** begin DATA FOR THIS EXERCISE **

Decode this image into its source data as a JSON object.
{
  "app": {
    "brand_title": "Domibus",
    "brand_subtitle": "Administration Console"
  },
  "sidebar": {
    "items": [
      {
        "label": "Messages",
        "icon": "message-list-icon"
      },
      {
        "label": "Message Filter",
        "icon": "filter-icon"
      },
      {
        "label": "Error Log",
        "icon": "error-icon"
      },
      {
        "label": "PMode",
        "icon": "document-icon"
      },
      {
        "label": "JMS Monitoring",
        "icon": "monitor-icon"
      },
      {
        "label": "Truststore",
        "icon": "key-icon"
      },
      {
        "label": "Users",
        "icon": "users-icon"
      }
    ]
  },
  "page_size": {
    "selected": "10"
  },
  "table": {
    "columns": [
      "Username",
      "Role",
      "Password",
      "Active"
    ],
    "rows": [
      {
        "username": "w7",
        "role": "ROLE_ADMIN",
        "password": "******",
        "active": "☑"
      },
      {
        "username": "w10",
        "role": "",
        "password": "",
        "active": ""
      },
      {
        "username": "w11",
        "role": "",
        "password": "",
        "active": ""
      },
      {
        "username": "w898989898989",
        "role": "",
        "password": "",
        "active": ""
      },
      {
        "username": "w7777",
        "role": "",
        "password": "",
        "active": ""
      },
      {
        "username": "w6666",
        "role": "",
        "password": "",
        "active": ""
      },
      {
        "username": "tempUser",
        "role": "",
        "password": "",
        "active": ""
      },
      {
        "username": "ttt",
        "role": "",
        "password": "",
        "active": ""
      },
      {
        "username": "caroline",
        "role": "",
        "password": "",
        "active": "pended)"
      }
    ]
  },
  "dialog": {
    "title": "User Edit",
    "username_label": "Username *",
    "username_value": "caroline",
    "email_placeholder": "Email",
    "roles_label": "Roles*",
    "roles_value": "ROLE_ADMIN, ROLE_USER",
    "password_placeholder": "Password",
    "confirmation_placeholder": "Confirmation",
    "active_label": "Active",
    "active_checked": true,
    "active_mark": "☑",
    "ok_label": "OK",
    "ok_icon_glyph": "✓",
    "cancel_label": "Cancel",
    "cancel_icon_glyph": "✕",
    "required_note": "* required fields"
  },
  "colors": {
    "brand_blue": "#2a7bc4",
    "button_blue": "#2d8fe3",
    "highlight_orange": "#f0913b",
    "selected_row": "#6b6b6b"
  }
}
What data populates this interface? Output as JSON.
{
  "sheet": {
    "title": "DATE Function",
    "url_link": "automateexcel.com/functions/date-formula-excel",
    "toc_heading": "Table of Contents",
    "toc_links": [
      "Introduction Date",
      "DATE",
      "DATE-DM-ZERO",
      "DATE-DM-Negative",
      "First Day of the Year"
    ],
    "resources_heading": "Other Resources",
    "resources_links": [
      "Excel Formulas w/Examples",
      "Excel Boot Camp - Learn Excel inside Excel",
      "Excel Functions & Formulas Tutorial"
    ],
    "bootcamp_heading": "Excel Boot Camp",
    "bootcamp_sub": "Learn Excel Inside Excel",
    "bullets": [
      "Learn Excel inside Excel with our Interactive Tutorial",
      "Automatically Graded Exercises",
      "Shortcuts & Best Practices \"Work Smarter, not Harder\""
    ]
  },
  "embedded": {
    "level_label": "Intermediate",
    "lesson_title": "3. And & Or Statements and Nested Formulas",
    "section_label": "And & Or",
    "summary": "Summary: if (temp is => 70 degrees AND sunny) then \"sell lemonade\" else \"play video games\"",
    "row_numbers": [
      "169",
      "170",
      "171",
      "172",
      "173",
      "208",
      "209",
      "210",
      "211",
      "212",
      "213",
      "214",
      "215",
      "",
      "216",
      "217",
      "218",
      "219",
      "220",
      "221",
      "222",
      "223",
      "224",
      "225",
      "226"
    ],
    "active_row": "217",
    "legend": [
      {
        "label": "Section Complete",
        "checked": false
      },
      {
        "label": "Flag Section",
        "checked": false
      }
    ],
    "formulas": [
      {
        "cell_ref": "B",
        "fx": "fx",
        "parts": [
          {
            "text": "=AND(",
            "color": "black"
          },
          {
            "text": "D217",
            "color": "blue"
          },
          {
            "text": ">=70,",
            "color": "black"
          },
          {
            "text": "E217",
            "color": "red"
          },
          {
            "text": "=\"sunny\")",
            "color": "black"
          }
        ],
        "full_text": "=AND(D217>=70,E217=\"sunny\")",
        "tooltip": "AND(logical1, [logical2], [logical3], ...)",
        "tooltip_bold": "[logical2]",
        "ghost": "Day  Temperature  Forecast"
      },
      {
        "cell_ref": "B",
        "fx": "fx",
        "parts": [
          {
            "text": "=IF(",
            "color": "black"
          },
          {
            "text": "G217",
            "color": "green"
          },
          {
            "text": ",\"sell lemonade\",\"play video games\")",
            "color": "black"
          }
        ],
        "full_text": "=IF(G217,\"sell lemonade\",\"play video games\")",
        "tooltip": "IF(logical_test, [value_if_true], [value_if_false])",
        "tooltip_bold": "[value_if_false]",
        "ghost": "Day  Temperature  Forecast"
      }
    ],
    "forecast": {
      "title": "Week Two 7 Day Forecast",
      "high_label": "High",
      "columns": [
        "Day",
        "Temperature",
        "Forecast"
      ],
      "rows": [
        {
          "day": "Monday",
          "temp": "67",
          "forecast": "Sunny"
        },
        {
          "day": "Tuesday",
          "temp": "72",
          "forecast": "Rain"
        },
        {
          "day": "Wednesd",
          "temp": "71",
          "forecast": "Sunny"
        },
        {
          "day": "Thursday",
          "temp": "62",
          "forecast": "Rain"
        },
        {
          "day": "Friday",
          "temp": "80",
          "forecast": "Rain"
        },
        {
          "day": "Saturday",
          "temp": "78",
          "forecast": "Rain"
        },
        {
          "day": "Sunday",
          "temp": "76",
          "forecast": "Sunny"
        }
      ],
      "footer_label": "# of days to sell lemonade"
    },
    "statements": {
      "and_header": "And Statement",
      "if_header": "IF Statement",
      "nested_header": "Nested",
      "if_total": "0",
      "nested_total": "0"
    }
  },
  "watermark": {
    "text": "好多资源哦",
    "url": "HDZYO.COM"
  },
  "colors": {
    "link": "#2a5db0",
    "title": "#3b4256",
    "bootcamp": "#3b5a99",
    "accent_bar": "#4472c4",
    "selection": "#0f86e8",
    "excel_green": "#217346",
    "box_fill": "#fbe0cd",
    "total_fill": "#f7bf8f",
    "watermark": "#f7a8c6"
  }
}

** end DATA FOR THIS EXERCISE **

_WHAT IS ASKED_. Wherever the string "lemonade" appears in the entries above, list that line.

_EXERCISE SOLUTION_.
    "summary": "Summary: if (temp is => 70 degrees AND sunny) then \"sell lemonade\" else \"play video games\"",
            "text": ",\"sell lemonade\",\"play video games\")",
        "full_text": "=IF(G217,\"sell lemonade\",\"play video games\")",
      "footer_label": "# of days to sell lemonade"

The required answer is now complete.